▶ [GOAL] Tally the lines holding the word "quadrático" and state the count by itself.

** begin RECORD EXCERPTS **

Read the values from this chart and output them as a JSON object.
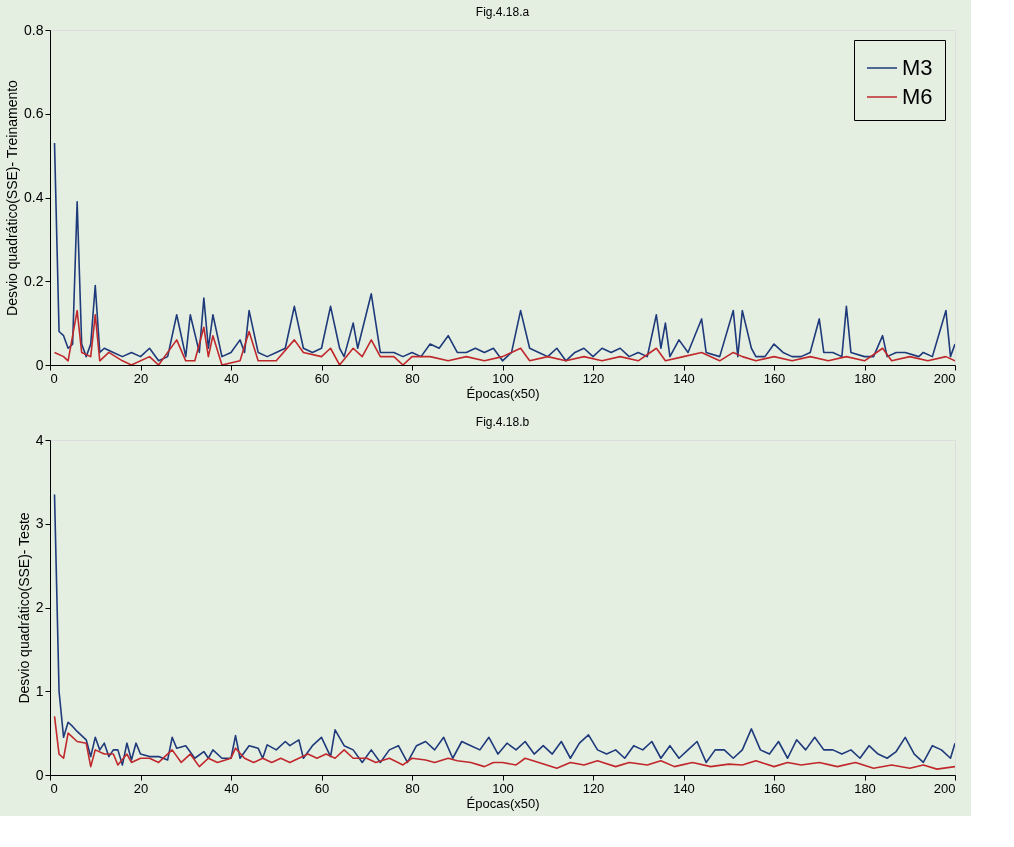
{
  "chart_data": [
    {
      "type": "line",
      "title": "Fig.4.18.a",
      "xlabel": "Épocas(x50)",
      "ylabel": "Desvio quadrático(SSE)- Treinamento",
      "xlim": [
        0,
        200
      ],
      "xticks": [
        0,
        20,
        40,
        60,
        80,
        100,
        120,
        140,
        160,
        180,
        200
      ],
      "ylim": [
        0,
        0.8
      ],
      "yticks": [
        0,
        0.2,
        0.4,
        0.6,
        0.8
      ],
      "grid": false,
      "legend": "top right",
      "line_style": "solid",
      "series": [
        {
          "name": "M3",
          "color": "#1f3a7a",
          "x": [
            1,
            2,
            3,
            4,
            5,
            6,
            7,
            8,
            9,
            10,
            11,
            12,
            14,
            16,
            18,
            20,
            22,
            24,
            26,
            28,
            30,
            31,
            33,
            34,
            35,
            36,
            38,
            40,
            42,
            43,
            44,
            46,
            48,
            50,
            52,
            54,
            56,
            58,
            60,
            62,
            64,
            65,
            67,
            68,
            71,
            73,
            76,
            78,
            80,
            82,
            84,
            86,
            88,
            90,
            92,
            94,
            96,
            98,
            100,
            102,
            104,
            106,
            108,
            110,
            112,
            114,
            116,
            118,
            120,
            122,
            124,
            126,
            128,
            130,
            132,
            134,
            135,
            136,
            137,
            139,
            141,
            144,
            145,
            148,
            151,
            152,
            153,
            155,
            156,
            158,
            160,
            162,
            164,
            166,
            168,
            170,
            171,
            173,
            175,
            176,
            177,
            180,
            182,
            184,
            185,
            187,
            189,
            192,
            193,
            195,
            198,
            199,
            200
          ],
          "values": [
            0.53,
            0.08,
            0.07,
            0.04,
            0.05,
            0.39,
            0.05,
            0.02,
            0.05,
            0.19,
            0.03,
            0.04,
            0.03,
            0.02,
            0.03,
            0.02,
            0.04,
            0.01,
            0.02,
            0.12,
            0.02,
            0.12,
            0.03,
            0.16,
            0.04,
            0.12,
            0.02,
            0.03,
            0.06,
            0.03,
            0.13,
            0.03,
            0.02,
            0.03,
            0.04,
            0.14,
            0.04,
            0.03,
            0.04,
            0.14,
            0.04,
            0.02,
            0.1,
            0.04,
            0.17,
            0.03,
            0.03,
            0.02,
            0.03,
            0.02,
            0.05,
            0.04,
            0.07,
            0.03,
            0.03,
            0.04,
            0.03,
            0.04,
            0.01,
            0.03,
            0.13,
            0.04,
            0.03,
            0.02,
            0.04,
            0.01,
            0.03,
            0.04,
            0.02,
            0.04,
            0.03,
            0.04,
            0.02,
            0.03,
            0.02,
            0.12,
            0.04,
            0.1,
            0.02,
            0.06,
            0.03,
            0.11,
            0.03,
            0.02,
            0.13,
            0.02,
            0.13,
            0.04,
            0.02,
            0.02,
            0.05,
            0.03,
            0.02,
            0.02,
            0.03,
            0.11,
            0.03,
            0.03,
            0.02,
            0.14,
            0.03,
            0.02,
            0.02,
            0.07,
            0.02,
            0.03,
            0.03,
            0.02,
            0.03,
            0.02,
            0.13,
            0.02,
            0.05
          ]
        },
        {
          "name": "M6",
          "color": "#c0282c",
          "x": [
            1,
            3,
            4,
            6,
            7,
            9,
            10,
            11,
            13,
            16,
            18,
            22,
            24,
            28,
            30,
            32,
            34,
            35,
            36,
            38,
            42,
            44,
            46,
            50,
            54,
            56,
            60,
            62,
            64,
            67,
            69,
            71,
            73,
            76,
            78,
            80,
            84,
            88,
            92,
            96,
            100,
            104,
            106,
            110,
            114,
            118,
            122,
            126,
            130,
            134,
            136,
            140,
            144,
            148,
            151,
            153,
            156,
            160,
            164,
            168,
            172,
            176,
            180,
            184,
            186,
            190,
            194,
            198,
            200
          ],
          "values": [
            0.03,
            0.02,
            0.01,
            0.13,
            0.03,
            0.02,
            0.12,
            0.01,
            0.03,
            0.01,
            0.0,
            0.02,
            0.0,
            0.06,
            0.01,
            0.01,
            0.09,
            0.02,
            0.07,
            0.0,
            0.01,
            0.08,
            0.01,
            0.01,
            0.06,
            0.03,
            0.02,
            0.04,
            0.0,
            0.04,
            0.02,
            0.06,
            0.02,
            0.02,
            0.0,
            0.02,
            0.02,
            0.01,
            0.02,
            0.01,
            0.02,
            0.04,
            0.01,
            0.02,
            0.01,
            0.02,
            0.01,
            0.02,
            0.01,
            0.04,
            0.01,
            0.02,
            0.03,
            0.01,
            0.03,
            0.02,
            0.01,
            0.02,
            0.01,
            0.02,
            0.01,
            0.02,
            0.01,
            0.04,
            0.01,
            0.02,
            0.01,
            0.02,
            0.01
          ]
        }
      ]
    },
    {
      "type": "line",
      "title": "Fig.4.18.b",
      "xlabel": "Épocas(x50)",
      "ylabel": "Desvio quadrático(SSE)- Teste",
      "xlim": [
        0,
        200
      ],
      "xticks": [
        0,
        20,
        40,
        60,
        80,
        100,
        120,
        140,
        160,
        180,
        200
      ],
      "ylim": [
        0,
        4
      ],
      "yticks": [
        0,
        1,
        2,
        3,
        4
      ],
      "grid": false,
      "legend": "top right",
      "line_style": "solid",
      "series": [
        {
          "name": "M3",
          "color": "#1f3a7a",
          "x": [
            1,
            2,
            3,
            4,
            5,
            6,
            7,
            8,
            9,
            10,
            11,
            12,
            13,
            14,
            15,
            16,
            17,
            18,
            19,
            20,
            22,
            24,
            26,
            27,
            28,
            30,
            32,
            34,
            35,
            36,
            38,
            40,
            41,
            42,
            44,
            46,
            47,
            48,
            50,
            52,
            53,
            55,
            56,
            58,
            60,
            62,
            63,
            65,
            67,
            69,
            71,
            73,
            75,
            77,
            79,
            81,
            83,
            85,
            87,
            89,
            91,
            93,
            95,
            97,
            99,
            101,
            103,
            105,
            107,
            109,
            111,
            113,
            115,
            117,
            119,
            121,
            123,
            125,
            127,
            129,
            131,
            133,
            135,
            137,
            139,
            141,
            143,
            145,
            147,
            149,
            151,
            153,
            155,
            157,
            159,
            161,
            163,
            165,
            167,
            169,
            171,
            173,
            175,
            177,
            179,
            181,
            183,
            185,
            187,
            189,
            191,
            193,
            195,
            197,
            199,
            200
          ],
          "values": [
            3.35,
            1.0,
            0.45,
            0.63,
            0.58,
            0.52,
            0.47,
            0.42,
            0.22,
            0.45,
            0.3,
            0.38,
            0.22,
            0.3,
            0.3,
            0.12,
            0.38,
            0.18,
            0.38,
            0.25,
            0.22,
            0.22,
            0.18,
            0.45,
            0.32,
            0.35,
            0.2,
            0.28,
            0.2,
            0.3,
            0.2,
            0.2,
            0.47,
            0.2,
            0.35,
            0.32,
            0.2,
            0.36,
            0.3,
            0.4,
            0.35,
            0.42,
            0.2,
            0.35,
            0.45,
            0.22,
            0.54,
            0.35,
            0.3,
            0.15,
            0.3,
            0.15,
            0.3,
            0.35,
            0.15,
            0.35,
            0.4,
            0.3,
            0.45,
            0.2,
            0.4,
            0.35,
            0.3,
            0.45,
            0.25,
            0.38,
            0.3,
            0.4,
            0.25,
            0.35,
            0.25,
            0.4,
            0.2,
            0.38,
            0.48,
            0.3,
            0.25,
            0.3,
            0.2,
            0.35,
            0.3,
            0.4,
            0.2,
            0.35,
            0.2,
            0.3,
            0.4,
            0.15,
            0.3,
            0.3,
            0.2,
            0.3,
            0.55,
            0.3,
            0.25,
            0.4,
            0.2,
            0.42,
            0.3,
            0.45,
            0.3,
            0.3,
            0.25,
            0.3,
            0.2,
            0.35,
            0.25,
            0.2,
            0.28,
            0.45,
            0.25,
            0.15,
            0.35,
            0.3,
            0.2,
            0.38
          ]
        },
        {
          "name": "M6",
          "color": "#c0282c",
          "x": [
            1,
            2,
            3,
            4,
            6,
            8,
            9,
            10,
            12,
            14,
            15,
            17,
            18,
            20,
            22,
            24,
            27,
            29,
            31,
            33,
            35,
            37,
            40,
            41,
            43,
            45,
            47,
            49,
            51,
            53,
            55,
            57,
            59,
            61,
            63,
            65,
            67,
            70,
            72,
            75,
            78,
            80,
            83,
            85,
            88,
            90,
            93,
            96,
            98,
            100,
            103,
            105,
            108,
            112,
            115,
            118,
            121,
            125,
            128,
            132,
            135,
            138,
            142,
            146,
            150,
            153,
            156,
            160,
            163,
            166,
            170,
            174,
            178,
            182,
            186,
            190,
            193,
            196,
            200
          ],
          "values": [
            0.7,
            0.25,
            0.2,
            0.5,
            0.4,
            0.38,
            0.1,
            0.3,
            0.25,
            0.25,
            0.12,
            0.25,
            0.15,
            0.2,
            0.2,
            0.15,
            0.3,
            0.15,
            0.25,
            0.1,
            0.2,
            0.15,
            0.2,
            0.32,
            0.2,
            0.15,
            0.2,
            0.15,
            0.2,
            0.15,
            0.2,
            0.25,
            0.2,
            0.25,
            0.2,
            0.3,
            0.2,
            0.2,
            0.15,
            0.2,
            0.12,
            0.2,
            0.18,
            0.15,
            0.2,
            0.17,
            0.15,
            0.1,
            0.15,
            0.15,
            0.12,
            0.2,
            0.15,
            0.08,
            0.15,
            0.12,
            0.17,
            0.1,
            0.15,
            0.12,
            0.17,
            0.1,
            0.15,
            0.1,
            0.13,
            0.12,
            0.17,
            0.1,
            0.15,
            0.12,
            0.15,
            0.1,
            0.15,
            0.08,
            0.12,
            0.08,
            0.12,
            0.07,
            0.1
          ]
        }
      ]
    }
  ]
}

** end RECORD EXCERPTS **

▶ [ANSWER TO THE TASK] 2